TASK TO CARRY OUT: Can you output the records below exactly as they are written?

GIVEN RECORDS:
—————

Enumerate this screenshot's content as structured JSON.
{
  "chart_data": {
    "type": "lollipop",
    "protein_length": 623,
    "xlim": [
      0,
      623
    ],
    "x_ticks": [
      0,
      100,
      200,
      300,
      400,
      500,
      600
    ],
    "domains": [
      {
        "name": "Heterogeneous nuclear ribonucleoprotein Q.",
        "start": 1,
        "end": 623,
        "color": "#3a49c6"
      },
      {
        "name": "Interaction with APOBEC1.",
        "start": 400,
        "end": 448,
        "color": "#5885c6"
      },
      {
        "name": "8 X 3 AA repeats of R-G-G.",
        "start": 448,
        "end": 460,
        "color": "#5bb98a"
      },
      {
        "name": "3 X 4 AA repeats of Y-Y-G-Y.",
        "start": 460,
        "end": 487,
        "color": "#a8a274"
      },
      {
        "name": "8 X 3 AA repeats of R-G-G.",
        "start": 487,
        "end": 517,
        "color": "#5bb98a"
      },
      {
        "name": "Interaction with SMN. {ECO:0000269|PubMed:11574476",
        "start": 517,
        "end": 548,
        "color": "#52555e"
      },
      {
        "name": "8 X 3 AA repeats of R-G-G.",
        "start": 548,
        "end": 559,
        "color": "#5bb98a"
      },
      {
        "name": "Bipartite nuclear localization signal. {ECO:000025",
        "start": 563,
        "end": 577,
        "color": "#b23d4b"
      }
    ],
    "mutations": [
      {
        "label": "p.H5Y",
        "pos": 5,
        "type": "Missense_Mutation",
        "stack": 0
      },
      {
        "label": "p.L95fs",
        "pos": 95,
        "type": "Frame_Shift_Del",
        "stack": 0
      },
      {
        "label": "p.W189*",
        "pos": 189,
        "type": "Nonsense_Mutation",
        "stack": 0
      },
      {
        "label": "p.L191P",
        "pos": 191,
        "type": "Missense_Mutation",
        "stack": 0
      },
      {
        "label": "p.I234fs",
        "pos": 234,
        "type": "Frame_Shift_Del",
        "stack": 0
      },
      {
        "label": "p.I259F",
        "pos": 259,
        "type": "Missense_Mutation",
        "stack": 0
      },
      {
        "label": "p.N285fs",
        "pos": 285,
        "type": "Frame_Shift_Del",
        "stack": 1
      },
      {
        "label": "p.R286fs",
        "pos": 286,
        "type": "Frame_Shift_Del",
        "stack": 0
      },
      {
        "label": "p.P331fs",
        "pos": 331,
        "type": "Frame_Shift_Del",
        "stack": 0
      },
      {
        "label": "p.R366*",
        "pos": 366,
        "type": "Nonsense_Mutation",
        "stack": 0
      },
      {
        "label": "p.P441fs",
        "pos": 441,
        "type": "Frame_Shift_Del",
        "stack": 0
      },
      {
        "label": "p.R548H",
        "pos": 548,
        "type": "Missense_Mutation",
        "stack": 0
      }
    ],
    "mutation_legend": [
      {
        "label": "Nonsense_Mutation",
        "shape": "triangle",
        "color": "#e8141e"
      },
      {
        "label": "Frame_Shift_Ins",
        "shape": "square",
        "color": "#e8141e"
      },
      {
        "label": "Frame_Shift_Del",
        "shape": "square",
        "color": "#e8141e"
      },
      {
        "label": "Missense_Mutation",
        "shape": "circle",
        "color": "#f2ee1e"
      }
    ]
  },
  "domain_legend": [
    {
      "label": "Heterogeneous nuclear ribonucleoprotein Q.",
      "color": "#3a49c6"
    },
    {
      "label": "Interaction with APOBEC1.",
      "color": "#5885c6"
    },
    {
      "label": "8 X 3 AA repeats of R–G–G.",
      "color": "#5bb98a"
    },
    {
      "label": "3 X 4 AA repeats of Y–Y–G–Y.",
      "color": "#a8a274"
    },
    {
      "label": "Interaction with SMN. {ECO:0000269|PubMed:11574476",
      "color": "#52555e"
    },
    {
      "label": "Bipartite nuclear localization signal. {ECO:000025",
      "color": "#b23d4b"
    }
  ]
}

—————

COMPLETED EXERCISE:
Enumerate this screenshot's content as structured JSON.
{
  "chart_data": {
    "type": "lollipop",
    "protein_length": 623,
    "xlim": [
      0,
      623
    ],
    "x_ticks": [
      0,
      100,
      200,
      300,
      400,
      500,
      600
    ],
    "domains": [
      {
        "name": "Heterogeneous nuclear ribonucleoprotein Q.",
        "start": 1,
        "end": 623,
        "color": "#3a49c6"
      },
      {
        "name": "Interaction with APOBEC1.",
        "start": 400,
        "end": 448,
        "color": "#5885c6"
      },
      {
        "name": "8 X 3 AA repeats of R-G-G.",
        "start": 448,
        "end": 460,
        "color": "#5bb98a"
      },
      {
        "name": "3 X 4 AA repeats of Y-Y-G-Y.",
        "start": 460,
        "end": 487,
        "color": "#a8a274"
      },
      {
        "name": "8 X 3 AA repeats of R-G-G.",
        "start": 487,
        "end": 517,
        "color": "#5bb98a"
      },
      {
        "name": "Interaction with SMN. {ECO:0000269|PubMed:11574476",
        "start": 517,
        "end": 548,
        "color": "#52555e"
      },
      {
        "name": "8 X 3 AA repeats of R-G-G.",
        "start": 548,
        "end": 559,
        "color": "#5bb98a"
      },
      {
        "name": "Bipartite nuclear localization signal. {ECO:000025",
        "start": 563,
        "end": 577,
        "color": "#b23d4b"
      }
    ],
    "mutations": [
      {
        "label": "p.H5Y",
        "pos": 5,
        "type": "Missense_Mutation",
        "stack": 0
      },
      {
        "label": "p.L95fs",
        "pos": 95,
        "type": "Frame_Shift_Del",
        "stack": 0
      },
      {
        "label": "p.W189*",
        "pos": 189,
        "type": "Nonsense_Mutation",
        "stack": 0
      },
      {
        "label": "p.L191P",
        "pos": 191,
        "type": "Missense_Mutation",
        "stack": 0
      },
      {
        "label": "p.I234fs",
        "pos": 234,
        "type": "Frame_Shift_Del",
        "stack": 0
      },
      {
        "label": "p.I259F",
        "pos": 259,
        "type": "Missense_Mutation",
        "stack": 0
      },
      {
        "label": "p.N285fs",
        "pos": 285,
        "type": "Frame_Shift_Del",
        "stack": 1
      },
      {
        "label": "p.R286fs",
        "pos": 286,
        "type": "Frame_Shift_Del",
        "stack": 0
      },
      {
        "label": "p.P331fs",
        "pos": 331,
        "type": "Frame_Shift_Del",
        "stack": 0
      },
      {
        "label": "p.R366*",
        "pos": 366,
        "type": "Nonsense_Mutation",
        "stack": 0
      },
      {
        "label": "p.P441fs",
        "pos": 441,
        "type": "Frame_Shift_Del",
        "stack": 0
      },
      {
        "label": "p.R548H",
        "pos": 548,
        "type": "Missense_Mutation",
        "stack": 0
      }
    ],
    "mutation_legend": [
      {
        "label": "Nonsense_Mutation",
        "shape": "triangle",
        "color": "#e8141e"
      },
      {
        "label": "Frame_Shift_Ins",
        "shape": "square",
        "color": "#e8141e"
      },
      {
        "label": "Frame_Shift_Del",
        "shape": "square",
        "color": "#e8141e"
      },
      {
        "label": "Missense_Mutation",
        "shape": "circle",
        "color": "#f2ee1e"
      }
    ]
  },
  "domain_legend": [
    {
      "label": "Heterogeneous nuclear ribonucleoprotein Q.",
      "color": "#3a49c6"
    },
    {
      "label": "Interaction with APOBEC1.",
      "color": "#5885c6"
    },
    {
      "label": "8 X 3 AA repeats of R–G–G.",
      "color": "#5bb98a"
    },
    {
      "label": "3 X 4 AA repeats of Y–Y–G–Y.",
      "color": "#a8a274"
    },
    {
      "label": "Interaction with SMN. {ECO:0000269|PubMed:11574476",
      "color": "#52555e"
    },
    {
      "label": "Bipartite nuclear localization signal. {ECO:000025",
      "color": "#b23d4b"
    }
  ]
}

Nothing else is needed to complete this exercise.